→ **YOUR GOAL**
Check every line of the entries for "электронная", and copy the lines that hold it.

###

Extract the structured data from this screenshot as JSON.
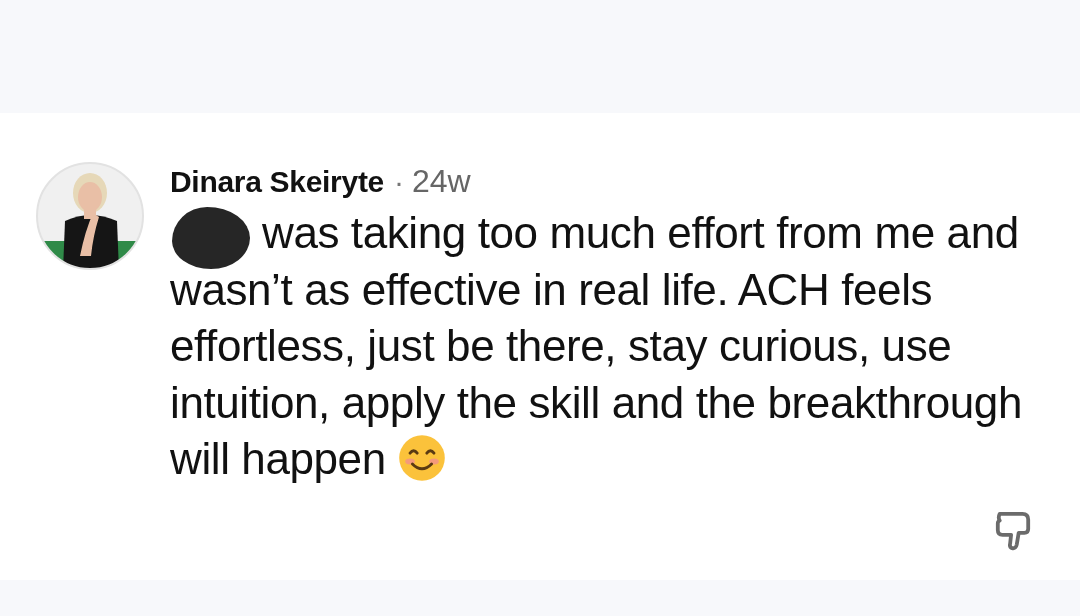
{
  "comment": {
    "author": "Dinara Skeiryte",
    "separator": "·",
    "age": "24w",
    "redacted": true,
    "text": "was taking too much effort from me and wasn’t as effective in real life. ACH feels effortless, just be there, stay curious, use intuition, apply the skill and the breakthrough will happen"
  }
}
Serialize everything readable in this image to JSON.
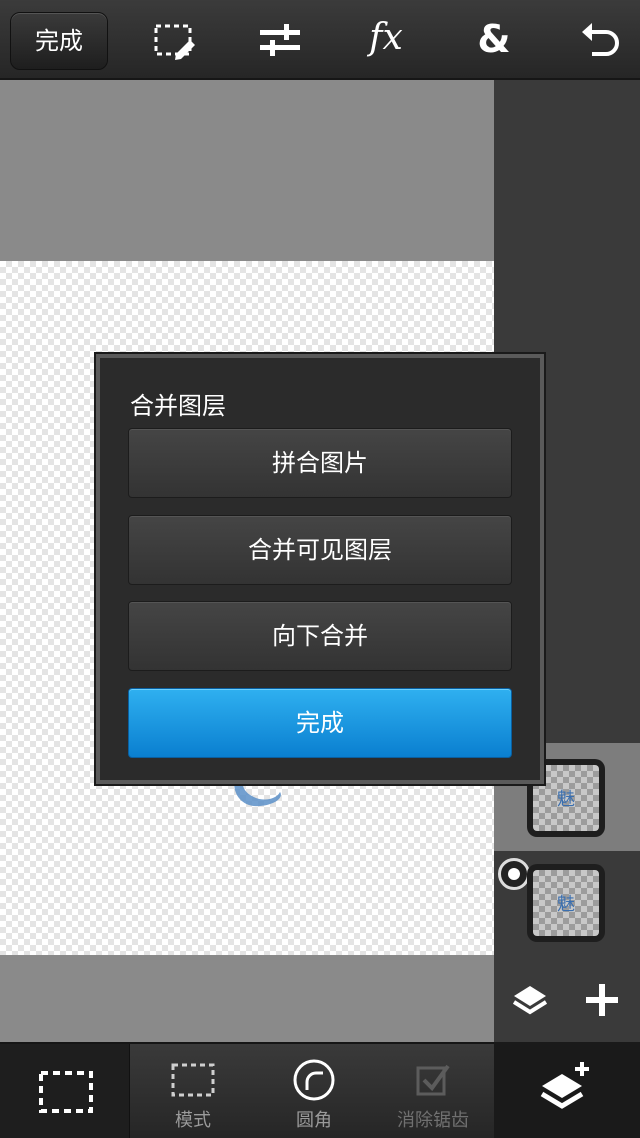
{
  "toolbar": {
    "done_label": "完成",
    "icons": [
      "selection-edit-icon",
      "adjustments-icon",
      "fx-icon",
      "ampersand-icon",
      "undo-icon"
    ],
    "fx_label": "fx",
    "amp_label": "&"
  },
  "dialog": {
    "title": "合并图层",
    "buttons": {
      "flatten": "拼合图片",
      "merge_visible": "合并可见图层",
      "merge_down": "向下合并",
      "done": "完成"
    }
  },
  "bottombar": {
    "mode": "模式",
    "round": "圆角",
    "antialias": "消除锯齿"
  },
  "layers": {
    "thumb1_text": "魅",
    "thumb2_text": "魅"
  },
  "colors": {
    "primary": "#1a95e0",
    "toolbar": "#2e2e2e",
    "canvas_gray": "#8a8a8a"
  }
}
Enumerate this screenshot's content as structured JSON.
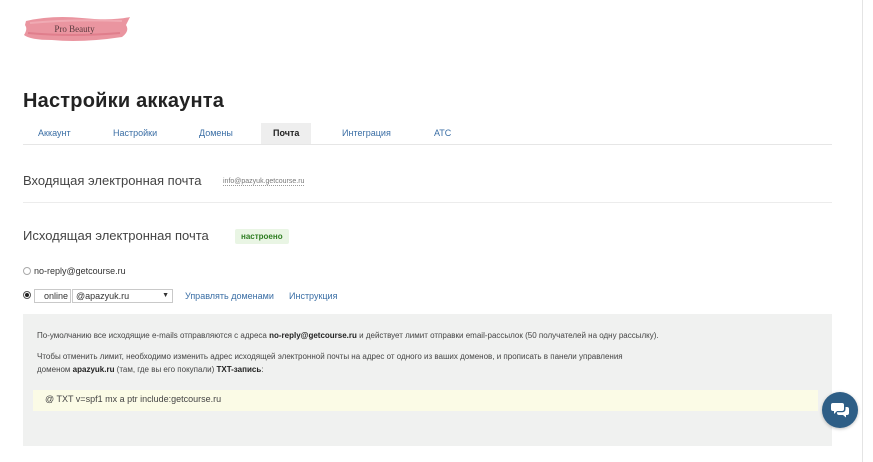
{
  "logo": {
    "text": "Pro Beauty",
    "color": "#e88a96"
  },
  "page": {
    "title": "Настройки аккаунта"
  },
  "tabs": [
    {
      "label": "Аккаунт",
      "active": false
    },
    {
      "label": "Настройки",
      "active": false
    },
    {
      "label": "Домены",
      "active": false
    },
    {
      "label": "Почта",
      "active": true
    },
    {
      "label": "Интеграция",
      "active": false
    },
    {
      "label": "АТС",
      "active": false
    }
  ],
  "incoming": {
    "title": "Входящая электронная почта",
    "email": "info@pazyuk.getcourse.ru"
  },
  "outgoing": {
    "title": "Исходящая электронная почта",
    "status_badge": "настроено",
    "option_default": {
      "label": "no-reply@getcourse.ru",
      "selected": false
    },
    "option_custom": {
      "selected": true,
      "local_part_value": "online",
      "domain_value": "@apazyuk.ru"
    },
    "manage_domains_link": "Управлять доменами",
    "instructions_link": "Инструкция"
  },
  "info": {
    "p1_prefix": "По-умолчанию все исходящие e-mails отправляются с адреса ",
    "p1_email": "no-reply@getcourse.ru",
    "p1_suffix": " и действует лимит отправки email-рассылок (50 получателей на одну рассылку).",
    "p2_line1": "Чтобы отменить лимит, необходимо изменить адрес исходящей электронной почты на адрес от одного из ваших доменов, и прописать в панели управления",
    "p2_prefix": "доменом ",
    "p2_domain": "apazyuk.ru",
    "p2_middle": " (там, где вы его покупали) ",
    "p2_record": "TXT-запись",
    "p2_suffix": ":",
    "txt_record": "@ TXT v=spf1 mx a ptr include:getcourse.ru"
  },
  "colors": {
    "link": "#3a6ea5",
    "badge_bg": "#e9f5e4",
    "badge_text": "#2e7d22",
    "chat_button": "#2e5e86",
    "info_bg": "#f0f1f0",
    "code_bg": "#fbfbe6"
  },
  "icons": {
    "chat": "chat-bubbles-icon",
    "select_arrow": "triangle-down"
  }
}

###

→ **TASK RESULT**
    "title": "Входящая электронная почта",
    "title": "Исходящая электронная почта",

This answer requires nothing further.